Work to do
Below is a block of records; reproduce all of them exactly and leave out any pictures.

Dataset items
►

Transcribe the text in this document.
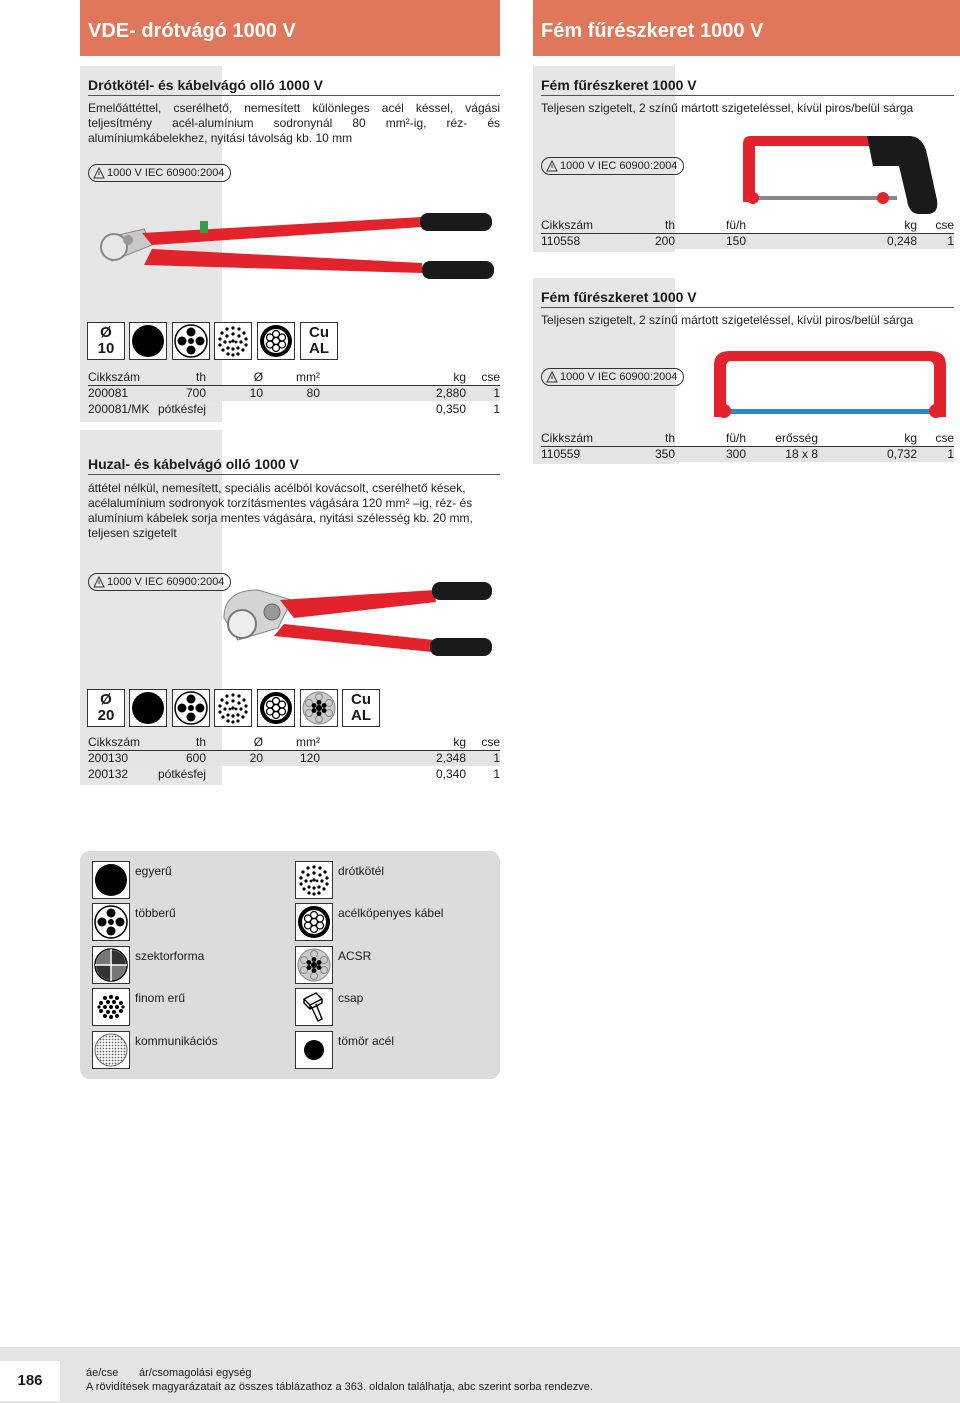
VDE- drótvágó 1000 V	Fém fűrészkeret 1000 V
Drótkötél- és kábelvágó olló 1000 V
Emelőáttéttel, cserélhető, nemesített különleges acél késsel, vágási teljesítmény acél-alumínium sodronynál 80 mm²-ig, réz- és alumíniumkábelekhez, nyitási távolság kb. 10 mm
1000 V IEC 60900:2004
Ø
10
Cu
AL
Cikkszám	th	Ø	mm²	kg	cse
200081	700	10	80	2,880	1
200081/MK	pótkésfej			0,350	1
Huzal- és kábelvágó olló 1000 V
áttétel nélkül, nemesített, speciális acélból kovácsolt, cserélhető kések, acélalumínium sodronyok torzításmentes vágására 120 mm² –ig, réz- és alumínium kábelek sorja mentes vágására, nyitási szélesség kb. 20 mm, teljesen szigetelt
1000 V IEC 60900:2004
Ø
20
Cu
AL
Cikkszám	th	Ø	mm²	kg	cse
200130	600	20	120	2,348	1
200132	pótkésfej			0,340	1
Fém fűrészkeret 1000 V
Teljesen szigetelt, 2 színű mártott szigeteléssel, kívül piros/belül sárga
1000 V IEC 60900:2004
Cikkszám	th	fü/h	kg	cse
110558	200	150	0,248	1
Fém fűrészkeret 1000 V
Teljesen szigetelt, 2 színű mártott szigeteléssel, kívül piros/belül sárga
1000 V IEC 60900:2004
Cikkszám	th	fü/h	erősség	kg	cse
110559	350	300	18 x 8	0,732	1
egyerű
többerű
szektorforma
finom erű
kommunikációs
drótkötél
acélköpenyes kábel
ACSR
csap
tömör acél
186	áe/cse ár/csomagolási egység
A rövidítések magyarázatait az összes táblázathoz a 363. oldalon találhatja, abc szerint sorba rendezve.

◄

Written reply
Transcribe the text in this document.
VDE- drótvágó 1000 V	Fém fűrészkeret 1000 V
Drótkötél- és kábelvágó olló 1000 V
Emelőáttéttel, cserélhető, nemesített különleges acél késsel, vágási teljesítmény acél-alumínium sodronynál 80 mm²-ig, réz- és alumíniumkábelekhez, nyitási távolság kb. 10 mm
1000 V IEC 60900:2004
Ø
10
Cu
AL
Cikkszám	th	Ø	mm²	kg	cse
200081	700	10	80	2,880	1
200081/MK	pótkésfej			0,350	1
Huzal- és kábelvágó olló 1000 V
áttétel nélkül, nemesített, speciális acélból kovácsolt, cserélhető kések, acélalumínium sodronyok torzításmentes vágására 120 mm² –ig, réz- és alumínium kábelek sorja mentes vágására, nyitási szélesség kb. 20 mm, teljesen szigetelt
1000 V IEC 60900:2004
Ø
20
Cu
AL
Cikkszám	th	Ø	mm²	kg	cse
200130	600	20	120	2,348	1
200132	pótkésfej			0,340	1
Fém fűrészkeret 1000 V
Teljesen szigetelt, 2 színű mártott szigeteléssel, kívül piros/belül sárga
1000 V IEC 60900:2004
Cikkszám	th	fü/h	kg	cse
110558	200	150	0,248	1
Fém fűrészkeret 1000 V
Teljesen szigetelt, 2 színű mártott szigeteléssel, kívül piros/belül sárga
1000 V IEC 60900:2004
Cikkszám	th	fü/h	erősség	kg	cse
110559	350	300	18 x 8	0,732	1
egyerű
többerű
szektorforma
finom erű
kommunikációs
drótkötél
acélköpenyes kábel
ACSR
csap
tömör acél
186	áe/cse ár/csomagolási egység
A rövidítések magyarázatait az összes táblázathoz a 363. oldalon találhatja, abc szerint sorba rendezve.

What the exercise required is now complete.